Without altering anything, output the material below.

(Stored entries)
####################

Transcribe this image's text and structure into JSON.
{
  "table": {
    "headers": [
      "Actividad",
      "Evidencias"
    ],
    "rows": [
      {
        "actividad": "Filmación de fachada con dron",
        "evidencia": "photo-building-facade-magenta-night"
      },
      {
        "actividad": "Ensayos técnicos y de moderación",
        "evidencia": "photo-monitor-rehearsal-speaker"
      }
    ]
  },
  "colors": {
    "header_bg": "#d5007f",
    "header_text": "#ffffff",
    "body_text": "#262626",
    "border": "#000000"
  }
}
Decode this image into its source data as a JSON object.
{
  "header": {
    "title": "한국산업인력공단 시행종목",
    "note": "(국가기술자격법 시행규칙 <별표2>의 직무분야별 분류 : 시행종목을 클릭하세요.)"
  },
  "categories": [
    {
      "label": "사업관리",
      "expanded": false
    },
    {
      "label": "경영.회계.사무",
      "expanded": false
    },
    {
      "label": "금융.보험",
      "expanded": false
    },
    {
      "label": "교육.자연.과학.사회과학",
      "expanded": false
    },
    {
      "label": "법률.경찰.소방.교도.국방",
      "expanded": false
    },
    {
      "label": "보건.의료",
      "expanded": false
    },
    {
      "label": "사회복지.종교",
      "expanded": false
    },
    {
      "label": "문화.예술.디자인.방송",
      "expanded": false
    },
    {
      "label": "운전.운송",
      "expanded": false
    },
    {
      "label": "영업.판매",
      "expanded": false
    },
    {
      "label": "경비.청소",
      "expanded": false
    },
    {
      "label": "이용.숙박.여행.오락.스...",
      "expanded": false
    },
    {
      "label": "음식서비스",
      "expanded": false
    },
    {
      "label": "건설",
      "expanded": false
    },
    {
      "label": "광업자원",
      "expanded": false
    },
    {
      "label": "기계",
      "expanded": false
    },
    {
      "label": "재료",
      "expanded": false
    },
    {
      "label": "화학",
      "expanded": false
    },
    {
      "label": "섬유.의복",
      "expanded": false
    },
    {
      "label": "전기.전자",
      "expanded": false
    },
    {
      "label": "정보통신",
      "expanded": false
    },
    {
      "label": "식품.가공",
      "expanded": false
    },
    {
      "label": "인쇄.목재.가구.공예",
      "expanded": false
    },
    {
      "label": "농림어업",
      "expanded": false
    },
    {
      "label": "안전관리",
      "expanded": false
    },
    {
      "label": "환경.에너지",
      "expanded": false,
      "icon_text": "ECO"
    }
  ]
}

####################

• **Reply**:
Transcribe this image's text and structure into JSON.
{
  "table": {
    "headers": [
      "Actividad",
      "Evidencias"
    ],
    "rows": [
      {
        "actividad": "Filmación de fachada con dron",
        "evidencia": "photo-building-facade-magenta-night"
      },
      {
        "actividad": "Ensayos técnicos y de moderación",
        "evidencia": "photo-monitor-rehearsal-speaker"
      }
    ]
  },
  "colors": {
    "header_bg": "#d5007f",
    "header_text": "#ffffff",
    "body_text": "#262626",
    "border": "#000000"
  }
}
Decode this image into its source data as a JSON object.
{
  "header": {
    "title": "한국산업인력공단 시행종목",
    "note": "(국가기술자격법 시행규칙 <별표2>의 직무분야별 분류 : 시행종목을 클릭하세요.)"
  },
  "categories": [
    {
      "label": "사업관리",
      "expanded": false
    },
    {
      "label": "경영.회계.사무",
      "expanded": false
    },
    {
      "label": "금융.보험",
      "expanded": false
    },
    {
      "label": "교육.자연.과학.사회과학",
      "expanded": false
    },
    {
      "label": "법률.경찰.소방.교도.국방",
      "expanded": false
    },
    {
      "label": "보건.의료",
      "expanded": false
    },
    {
      "label": "사회복지.종교",
      "expanded": false
    },
    {
      "label": "문화.예술.디자인.방송",
      "expanded": false
    },
    {
      "label": "운전.운송",
      "expanded": false
    },
    {
      "label": "영업.판매",
      "expanded": false
    },
    {
      "label": "경비.청소",
      "expanded": false
    },
    {
      "label": "이용.숙박.여행.오락.스...",
      "expanded": false
    },
    {
      "label": "음식서비스",
      "expanded": false
    },
    {
      "label": "건설",
      "expanded": false
    },
    {
      "label": "광업자원",
      "expanded": false
    },
    {
      "label": "기계",
      "expanded": false
    },
    {
      "label": "재료",
      "expanded": false
    },
    {
      "label": "화학",
      "expanded": false
    },
    {
      "label": "섬유.의복",
      "expanded": false
    },
    {
      "label": "전기.전자",
      "expanded": false
    },
    {
      "label": "정보통신",
      "expanded": false
    },
    {
      "label": "식품.가공",
      "expanded": false
    },
    {
      "label": "인쇄.목재.가구.공예",
      "expanded": false
    },
    {
      "label": "농림어업",
      "expanded": false
    },
    {
      "label": "안전관리",
      "expanded": false
    },
    {
      "label": "환경.에너지",
      "expanded": false,
      "icon_text": "ECO"
    }
  ]
}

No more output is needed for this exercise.